### Set task
Quote every line as given.

### Records shown
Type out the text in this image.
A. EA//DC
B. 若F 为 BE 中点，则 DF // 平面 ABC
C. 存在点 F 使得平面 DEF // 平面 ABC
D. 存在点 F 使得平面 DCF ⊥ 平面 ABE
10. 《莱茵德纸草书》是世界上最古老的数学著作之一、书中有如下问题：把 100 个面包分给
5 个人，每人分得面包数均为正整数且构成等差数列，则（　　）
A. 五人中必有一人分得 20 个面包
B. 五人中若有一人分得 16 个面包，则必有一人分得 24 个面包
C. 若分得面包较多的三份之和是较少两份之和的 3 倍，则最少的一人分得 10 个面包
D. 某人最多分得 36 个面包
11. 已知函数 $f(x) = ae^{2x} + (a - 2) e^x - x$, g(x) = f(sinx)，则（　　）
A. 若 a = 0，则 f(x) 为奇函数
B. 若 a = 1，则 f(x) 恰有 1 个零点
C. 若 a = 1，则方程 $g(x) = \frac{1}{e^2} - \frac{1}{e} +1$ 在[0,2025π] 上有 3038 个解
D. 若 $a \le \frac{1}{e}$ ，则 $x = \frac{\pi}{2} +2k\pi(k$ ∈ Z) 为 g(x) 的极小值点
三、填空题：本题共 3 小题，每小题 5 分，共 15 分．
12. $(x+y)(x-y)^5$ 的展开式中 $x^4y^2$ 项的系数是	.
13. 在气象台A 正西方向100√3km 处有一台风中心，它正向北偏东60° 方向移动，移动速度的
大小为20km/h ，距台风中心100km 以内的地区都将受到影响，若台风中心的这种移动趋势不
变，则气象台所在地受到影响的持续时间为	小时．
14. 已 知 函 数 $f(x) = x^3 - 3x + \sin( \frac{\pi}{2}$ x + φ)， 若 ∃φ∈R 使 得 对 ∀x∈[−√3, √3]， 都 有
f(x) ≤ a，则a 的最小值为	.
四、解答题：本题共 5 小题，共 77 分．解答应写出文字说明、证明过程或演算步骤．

### Answer to this exercise
Type out the text in this image.
A. EA//DC
B. 若F 为 BE 中点，则 DF // 平面 ABC
C. 存在点 F 使得平面 DEF // 平面 ABC
D. 存在点 F 使得平面 DCF ⊥ 平面 ABE
10. 《莱茵德纸草书》是世界上最古老的数学著作之一、书中有如下问题：把 100 个面包分给
5 个人，每人分得面包数均为正整数且构成等差数列，则（　　）
A. 五人中必有一人分得 20 个面包
B. 五人中若有一人分得 16 个面包，则必有一人分得 24 个面包
C. 若分得面包较多的三份之和是较少两份之和的 3 倍，则最少的一人分得 10 个面包
D. 某人最多分得 36 个面包
11. 已知函数 $f(x) = ae^{2x} + (a - 2) e^x - x$, g(x) = f(sinx)，则（　　）
A. 若 a = 0，则 f(x) 为奇函数
B. 若 a = 1，则 f(x) 恰有 1 个零点
C. 若 a = 1，则方程 $g(x) = \frac{1}{e^2} - \frac{1}{e} +1$ 在[0,2025π] 上有 3038 个解
D. 若 $a \le \frac{1}{e}$ ，则 $x = \frac{\pi}{2} +2k\pi(k$ ∈ Z) 为 g(x) 的极小值点
三、填空题：本题共 3 小题，每小题 5 分，共 15 分．
12. $(x+y)(x-y)^5$ 的展开式中 $x^4y^2$ 项的系数是	.
13. 在气象台A 正西方向100√3km 处有一台风中心，它正向北偏东60° 方向移动，移动速度的
大小为20km/h ，距台风中心100km 以内的地区都将受到影响，若台风中心的这种移动趋势不
变，则气象台所在地受到影响的持续时间为	小时．
14. 已 知 函 数 $f(x) = x^3 - 3x + \sin( \frac{\pi}{2}$ x + φ)， 若 ∃φ∈R 使 得 对 ∀x∈[−√3, √3]， 都 有
f(x) ≤ a，则a 的最小值为	.
四、解答题：本题共 5 小题，共 77 分．解答应写出文字说明、证明过程或演算步骤．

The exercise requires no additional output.